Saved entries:
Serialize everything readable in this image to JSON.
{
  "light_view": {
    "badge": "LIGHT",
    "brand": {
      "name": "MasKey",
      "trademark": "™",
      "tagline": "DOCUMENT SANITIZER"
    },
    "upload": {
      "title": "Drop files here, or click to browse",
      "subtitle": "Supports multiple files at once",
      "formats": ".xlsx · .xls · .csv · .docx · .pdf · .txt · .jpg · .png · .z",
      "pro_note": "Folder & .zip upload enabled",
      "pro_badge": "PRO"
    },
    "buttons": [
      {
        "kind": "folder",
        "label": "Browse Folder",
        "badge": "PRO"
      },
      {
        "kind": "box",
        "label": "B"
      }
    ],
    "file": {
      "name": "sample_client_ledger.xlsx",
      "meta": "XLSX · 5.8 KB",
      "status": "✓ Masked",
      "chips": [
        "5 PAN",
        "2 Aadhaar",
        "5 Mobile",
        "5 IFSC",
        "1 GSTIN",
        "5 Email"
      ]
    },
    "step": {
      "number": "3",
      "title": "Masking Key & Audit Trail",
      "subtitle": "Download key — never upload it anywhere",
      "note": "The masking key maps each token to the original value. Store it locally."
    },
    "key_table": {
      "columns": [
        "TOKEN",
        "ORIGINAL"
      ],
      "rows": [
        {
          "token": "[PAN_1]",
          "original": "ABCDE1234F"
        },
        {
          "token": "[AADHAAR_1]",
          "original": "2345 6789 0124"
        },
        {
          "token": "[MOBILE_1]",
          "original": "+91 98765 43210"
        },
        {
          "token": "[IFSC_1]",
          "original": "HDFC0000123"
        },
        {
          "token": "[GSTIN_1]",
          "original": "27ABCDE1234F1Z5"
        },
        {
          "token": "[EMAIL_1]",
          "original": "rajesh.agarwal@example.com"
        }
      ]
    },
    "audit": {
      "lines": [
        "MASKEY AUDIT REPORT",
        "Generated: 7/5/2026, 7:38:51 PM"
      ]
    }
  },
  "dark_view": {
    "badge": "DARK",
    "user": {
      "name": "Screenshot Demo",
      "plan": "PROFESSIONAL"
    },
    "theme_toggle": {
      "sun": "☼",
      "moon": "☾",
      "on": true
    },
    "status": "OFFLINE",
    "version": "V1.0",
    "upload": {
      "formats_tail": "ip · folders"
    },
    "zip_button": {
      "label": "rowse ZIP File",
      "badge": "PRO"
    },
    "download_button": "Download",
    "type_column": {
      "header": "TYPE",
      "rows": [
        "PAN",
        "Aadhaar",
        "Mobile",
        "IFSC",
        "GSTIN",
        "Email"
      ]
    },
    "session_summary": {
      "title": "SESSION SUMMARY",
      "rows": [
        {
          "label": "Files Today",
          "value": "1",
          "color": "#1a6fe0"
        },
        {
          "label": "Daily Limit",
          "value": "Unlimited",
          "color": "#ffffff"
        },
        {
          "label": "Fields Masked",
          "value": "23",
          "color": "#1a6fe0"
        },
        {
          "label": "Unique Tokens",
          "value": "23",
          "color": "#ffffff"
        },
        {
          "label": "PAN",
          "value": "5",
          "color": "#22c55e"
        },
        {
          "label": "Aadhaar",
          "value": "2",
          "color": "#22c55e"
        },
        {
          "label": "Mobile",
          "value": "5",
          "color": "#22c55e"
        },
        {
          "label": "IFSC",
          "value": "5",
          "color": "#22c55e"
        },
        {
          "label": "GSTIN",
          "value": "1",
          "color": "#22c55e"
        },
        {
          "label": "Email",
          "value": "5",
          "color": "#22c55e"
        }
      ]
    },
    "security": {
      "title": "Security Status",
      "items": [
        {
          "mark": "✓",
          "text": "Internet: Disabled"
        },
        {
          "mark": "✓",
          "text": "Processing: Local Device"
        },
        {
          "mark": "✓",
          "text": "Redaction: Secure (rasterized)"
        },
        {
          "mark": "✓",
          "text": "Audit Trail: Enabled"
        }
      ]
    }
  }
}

* * *

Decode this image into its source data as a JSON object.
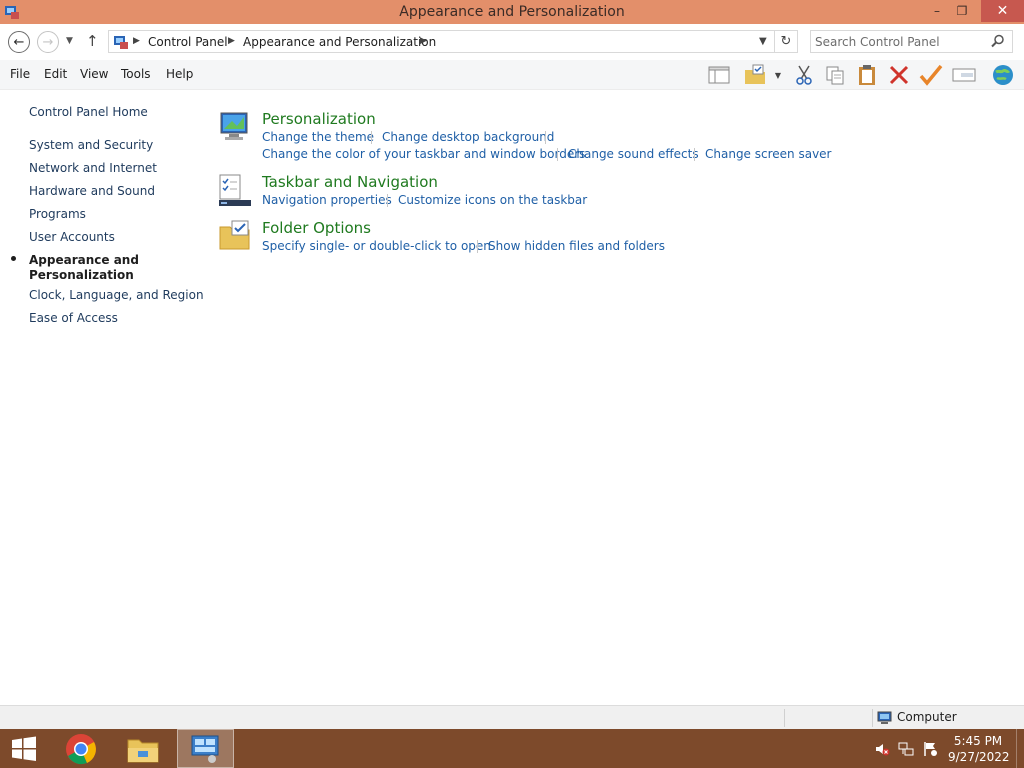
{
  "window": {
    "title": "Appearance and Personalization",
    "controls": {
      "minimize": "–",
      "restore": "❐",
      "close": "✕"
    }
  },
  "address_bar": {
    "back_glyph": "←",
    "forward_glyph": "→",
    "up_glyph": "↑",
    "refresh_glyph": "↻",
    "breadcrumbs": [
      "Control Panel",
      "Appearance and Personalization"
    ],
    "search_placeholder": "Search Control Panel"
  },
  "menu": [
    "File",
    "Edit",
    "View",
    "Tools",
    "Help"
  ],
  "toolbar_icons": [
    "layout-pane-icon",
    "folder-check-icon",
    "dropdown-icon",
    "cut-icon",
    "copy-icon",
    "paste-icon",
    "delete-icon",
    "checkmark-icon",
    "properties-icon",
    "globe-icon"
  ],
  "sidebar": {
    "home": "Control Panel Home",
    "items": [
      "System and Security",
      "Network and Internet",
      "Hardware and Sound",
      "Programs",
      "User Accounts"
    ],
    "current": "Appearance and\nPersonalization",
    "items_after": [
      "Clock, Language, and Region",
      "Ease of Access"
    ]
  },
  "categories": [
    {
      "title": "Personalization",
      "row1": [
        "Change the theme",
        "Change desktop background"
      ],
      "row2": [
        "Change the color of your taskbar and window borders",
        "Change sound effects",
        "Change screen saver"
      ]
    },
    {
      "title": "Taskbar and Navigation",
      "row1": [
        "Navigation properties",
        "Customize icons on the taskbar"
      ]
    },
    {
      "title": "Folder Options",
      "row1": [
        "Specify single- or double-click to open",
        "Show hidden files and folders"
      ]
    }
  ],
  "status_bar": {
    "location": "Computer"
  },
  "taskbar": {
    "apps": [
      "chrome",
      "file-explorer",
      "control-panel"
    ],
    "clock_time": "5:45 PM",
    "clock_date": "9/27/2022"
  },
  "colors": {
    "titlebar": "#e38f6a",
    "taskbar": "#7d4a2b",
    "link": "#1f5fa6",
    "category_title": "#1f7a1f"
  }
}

Required task
Look through the lines above and collect those with the word "upload".

The answer
    "upload": {
      "pro_note": "Folder & .zip upload enabled",
      "subtitle": "Download key — never upload it anywhere",
    "upload": {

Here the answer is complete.